→ **The exercise**
From the entries below, pull out each line where "xlsx" appears.

[Entries provided start]

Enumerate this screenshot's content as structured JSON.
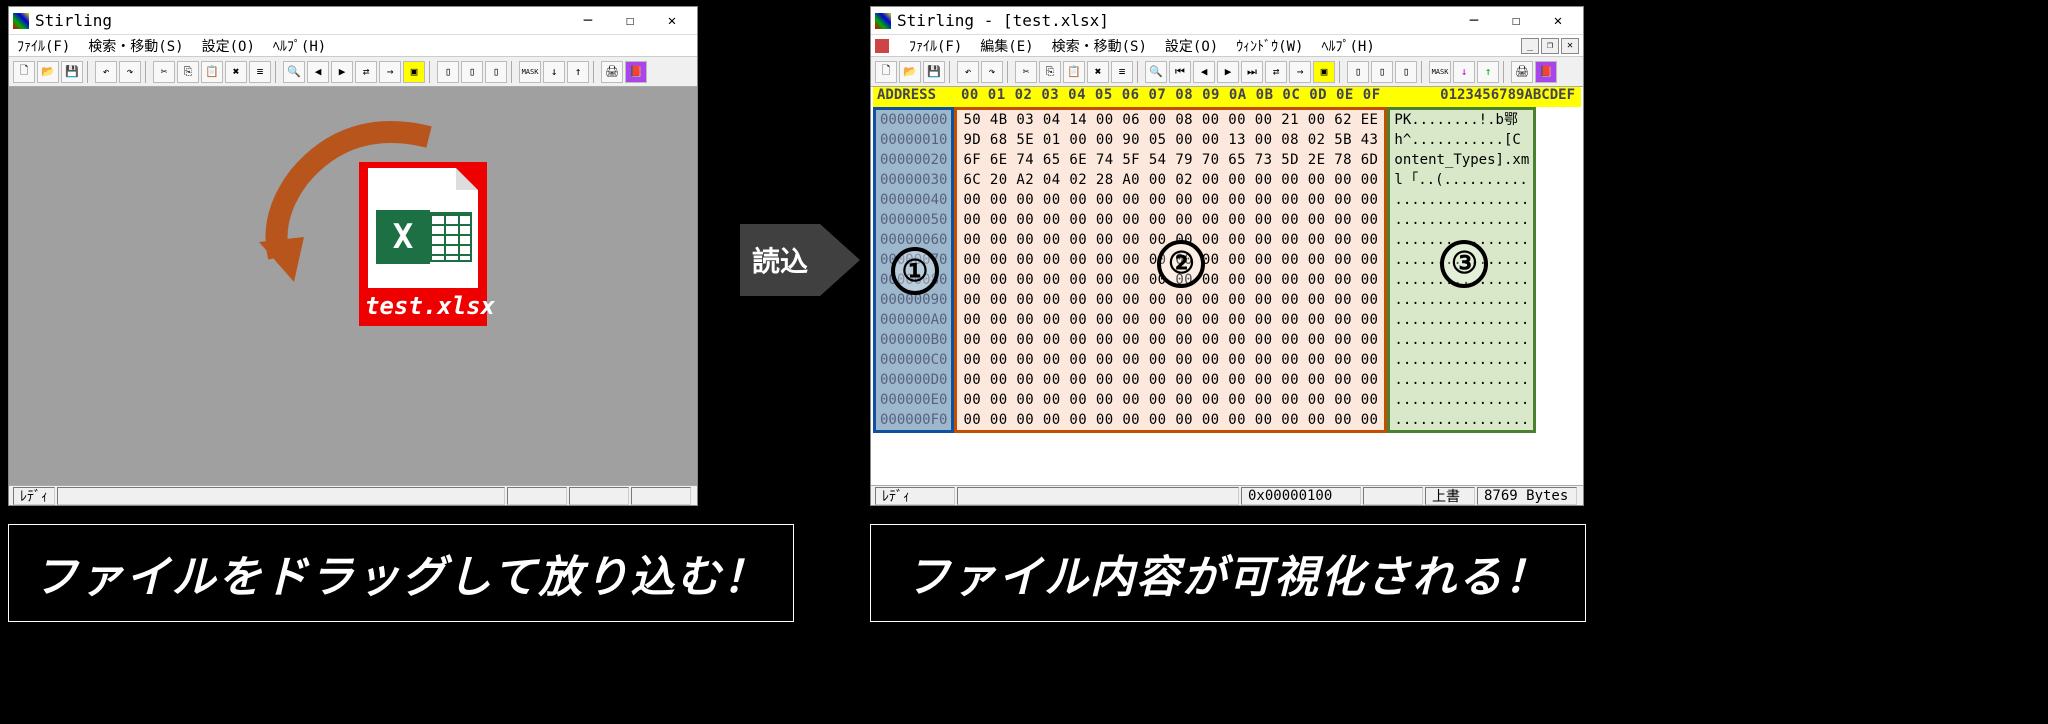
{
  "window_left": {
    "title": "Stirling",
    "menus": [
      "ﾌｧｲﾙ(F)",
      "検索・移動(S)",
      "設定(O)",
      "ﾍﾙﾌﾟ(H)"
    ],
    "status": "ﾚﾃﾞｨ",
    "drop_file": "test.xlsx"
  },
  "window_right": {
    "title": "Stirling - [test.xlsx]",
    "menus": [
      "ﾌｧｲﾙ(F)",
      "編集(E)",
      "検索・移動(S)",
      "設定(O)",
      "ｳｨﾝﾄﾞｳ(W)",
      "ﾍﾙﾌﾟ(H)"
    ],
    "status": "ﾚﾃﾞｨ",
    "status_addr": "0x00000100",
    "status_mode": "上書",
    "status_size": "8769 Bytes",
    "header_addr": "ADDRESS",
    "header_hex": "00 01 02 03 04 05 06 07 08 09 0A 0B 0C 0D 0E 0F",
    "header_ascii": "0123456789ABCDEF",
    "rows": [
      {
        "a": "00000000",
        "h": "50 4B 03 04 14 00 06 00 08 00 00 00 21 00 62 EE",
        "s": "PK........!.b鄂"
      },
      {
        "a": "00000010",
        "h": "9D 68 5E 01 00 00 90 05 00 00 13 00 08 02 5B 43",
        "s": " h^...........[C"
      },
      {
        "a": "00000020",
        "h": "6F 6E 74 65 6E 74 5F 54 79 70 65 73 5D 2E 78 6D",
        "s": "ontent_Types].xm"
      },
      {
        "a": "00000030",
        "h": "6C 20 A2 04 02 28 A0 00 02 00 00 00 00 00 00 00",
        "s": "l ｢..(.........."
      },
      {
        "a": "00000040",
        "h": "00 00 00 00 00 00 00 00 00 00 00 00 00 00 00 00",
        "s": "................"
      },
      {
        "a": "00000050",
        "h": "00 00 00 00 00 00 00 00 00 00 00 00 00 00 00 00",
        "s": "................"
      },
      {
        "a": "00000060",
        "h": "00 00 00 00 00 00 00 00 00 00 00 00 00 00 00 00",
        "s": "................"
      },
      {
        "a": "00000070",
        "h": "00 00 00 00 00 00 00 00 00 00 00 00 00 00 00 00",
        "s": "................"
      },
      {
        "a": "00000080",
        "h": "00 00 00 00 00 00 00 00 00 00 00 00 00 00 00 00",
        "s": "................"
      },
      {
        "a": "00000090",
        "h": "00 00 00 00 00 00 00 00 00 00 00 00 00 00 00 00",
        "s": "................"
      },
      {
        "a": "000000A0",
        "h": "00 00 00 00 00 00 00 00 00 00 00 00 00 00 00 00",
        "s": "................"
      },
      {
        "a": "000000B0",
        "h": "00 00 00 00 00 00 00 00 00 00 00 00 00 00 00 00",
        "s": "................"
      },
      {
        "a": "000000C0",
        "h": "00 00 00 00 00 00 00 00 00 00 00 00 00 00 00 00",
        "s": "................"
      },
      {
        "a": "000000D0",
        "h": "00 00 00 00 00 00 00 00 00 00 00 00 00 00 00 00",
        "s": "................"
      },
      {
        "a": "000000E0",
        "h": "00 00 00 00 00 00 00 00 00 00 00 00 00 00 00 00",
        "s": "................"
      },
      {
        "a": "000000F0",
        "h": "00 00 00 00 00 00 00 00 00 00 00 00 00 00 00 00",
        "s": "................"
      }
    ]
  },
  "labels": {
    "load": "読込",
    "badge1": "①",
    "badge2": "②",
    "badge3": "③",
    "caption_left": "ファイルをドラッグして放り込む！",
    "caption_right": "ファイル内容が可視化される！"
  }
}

[Entries provided end]

→ **Exercise response**
    "drop_file": "test.xlsx"
    "title": "Stirling - [test.xlsx]",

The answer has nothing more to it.